■ Objective ■
Restate the material word for word and leave out anything that is a picture.

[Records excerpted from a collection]
------------

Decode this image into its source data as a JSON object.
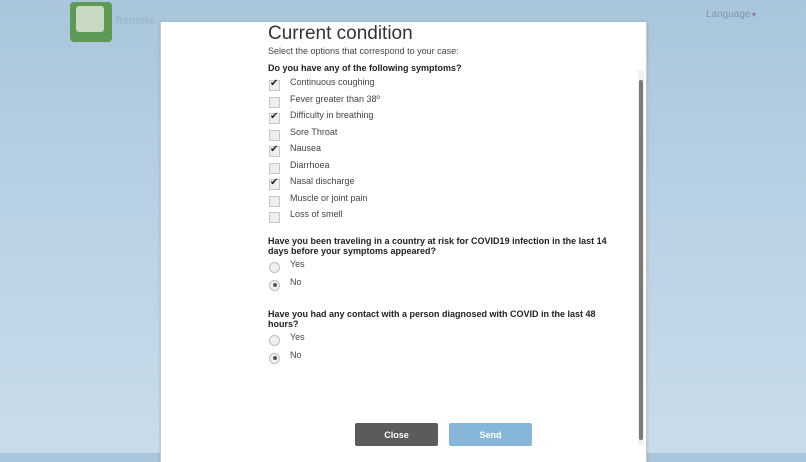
{
  "header": {
    "logo_text": "Remote",
    "language_label": "Language"
  },
  "modal": {
    "title": "Current condition",
    "subtitle": "Select the options that correspond to your case:",
    "symptoms_question": "Do you have any of the following symptoms?",
    "symptoms": [
      {
        "label": "Continuous coughing",
        "checked": true
      },
      {
        "label": "Fever greater than 38º",
        "checked": false
      },
      {
        "label": "Difficulty in breathing",
        "checked": true
      },
      {
        "label": "Sore Throat",
        "checked": false
      },
      {
        "label": "Nausea",
        "checked": true
      },
      {
        "label": "Diarrhoea",
        "checked": false
      },
      {
        "label": "Nasal discharge",
        "checked": true
      },
      {
        "label": "Muscle or joint pain",
        "checked": false
      },
      {
        "label": "Loss of smell",
        "checked": false
      }
    ],
    "travel_question": "Have you been traveling in a country at risk for COVID19 infection in the last 14 days before your symptoms appeared?",
    "travel_options": [
      {
        "label": "Yes",
        "selected": false
      },
      {
        "label": "No",
        "selected": true
      }
    ],
    "contact_question": "Have you had any contact with a person diagnosed with COVID in the last 48 hours?",
    "contact_options": [
      {
        "label": "Yes",
        "selected": false
      },
      {
        "label": "No",
        "selected": true
      }
    ],
    "close_label": "Close",
    "send_label": "Send"
  },
  "colors": {
    "close_bg": "#5b5b5b",
    "send_bg": "#86b6d9",
    "background": "#b5cfe2"
  }
}
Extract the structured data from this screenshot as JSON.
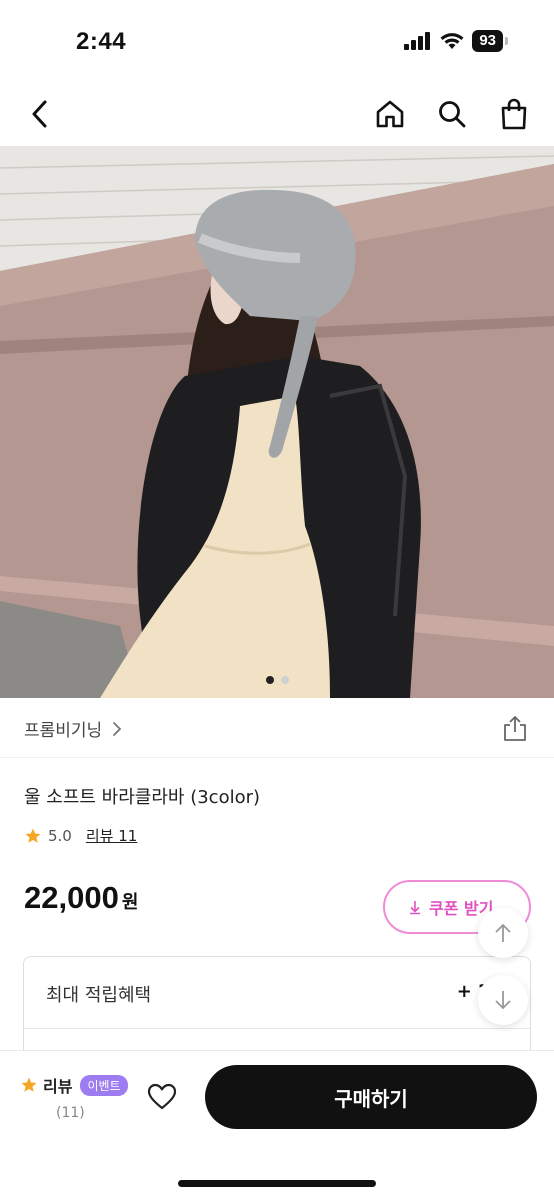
{
  "status_bar": {
    "time": "2:44",
    "battery": "93"
  },
  "nav": {
    "back_icon": "chevron-left-icon",
    "home_icon": "home-icon",
    "search_icon": "search-icon",
    "cart_icon": "shopping-bag-icon"
  },
  "gallery": {
    "current_page": 1,
    "total_pages": 2
  },
  "brand": {
    "name": "프롬비기닝"
  },
  "product": {
    "title": "울 소프트 바라클라바 (3color)",
    "rating": "5.0",
    "review_link": "리뷰 11",
    "price": "22,000",
    "currency": "원"
  },
  "coupon": {
    "label": "쿠폰 받기"
  },
  "benefit": {
    "label": "최대 적립혜택",
    "value": "+ 2,2"
  },
  "bottom_bar": {
    "review_label": "리뷰",
    "event_badge": "이벤트",
    "review_count": "(11)",
    "buy_label": "구매하기"
  },
  "colors": {
    "accent_pink": "#e052c0",
    "star": "#f5a623",
    "event_purple": "#9d7bf0",
    "buy_button": "#111111"
  }
}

------------

■ Expected output ■
Decode this image into its source data as a JSON object.
{
  "header": {
    "logo_text": "Remote",
    "language_label": "Language"
  },
  "modal": {
    "title": "Current condition",
    "subtitle": "Select the options that correspond to your case:",
    "symptoms_question": "Do you have any of the following symptoms?",
    "symptoms": [
      {
        "label": "Continuous coughing",
        "checked": true
      },
      {
        "label": "Fever greater than 38º",
        "checked": false
      },
      {
        "label": "Difficulty in breathing",
        "checked": true
      },
      {
        "label": "Sore Throat",
        "checked": false
      },
      {
        "label": "Nausea",
        "checked": true
      },
      {
        "label": "Diarrhoea",
        "checked": false
      },
      {
        "label": "Nasal discharge",
        "checked": true
      },
      {
        "label": "Muscle or joint pain",
        "checked": false
      },
      {
        "label": "Loss of smell",
        "checked": false
      }
    ],
    "travel_question": "Have you been traveling in a country at risk for COVID19 infection in the last 14 days before your symptoms appeared?",
    "travel_options": [
      {
        "label": "Yes",
        "selected": false
      },
      {
        "label": "No",
        "selected": true
      }
    ],
    "contact_question": "Have you had any contact with a person diagnosed with COVID in the last 48 hours?",
    "contact_options": [
      {
        "label": "Yes",
        "selected": false
      },
      {
        "label": "No",
        "selected": true
      }
    ],
    "close_label": "Close",
    "send_label": "Send"
  },
  "colors": {
    "close_bg": "#5b5b5b",
    "send_bg": "#86b6d9",
    "background": "#b5cfe2"
  }
}
Extract the structured data from this screenshot as JSON.
{
  "status_bar": {
    "time": "2:44",
    "battery": "93"
  },
  "nav": {
    "back_icon": "chevron-left-icon",
    "home_icon": "home-icon",
    "search_icon": "search-icon",
    "cart_icon": "shopping-bag-icon"
  },
  "gallery": {
    "current_page": 1,
    "total_pages": 2
  },
  "brand": {
    "name": "프롬비기닝"
  },
  "product": {
    "title": "울 소프트 바라클라바 (3color)",
    "rating": "5.0",
    "review_link": "리뷰 11",
    "price": "22,000",
    "currency": "원"
  },
  "coupon": {
    "label": "쿠폰 받기"
  },
  "benefit": {
    "label": "최대 적립혜택",
    "value": "+ 2,2"
  },
  "bottom_bar": {
    "review_label": "리뷰",
    "event_badge": "이벤트",
    "review_count": "(11)",
    "buy_label": "구매하기"
  },
  "colors": {
    "accent_pink": "#e052c0",
    "star": "#f5a623",
    "event_purple": "#9d7bf0",
    "buy_button": "#111111"
  }
}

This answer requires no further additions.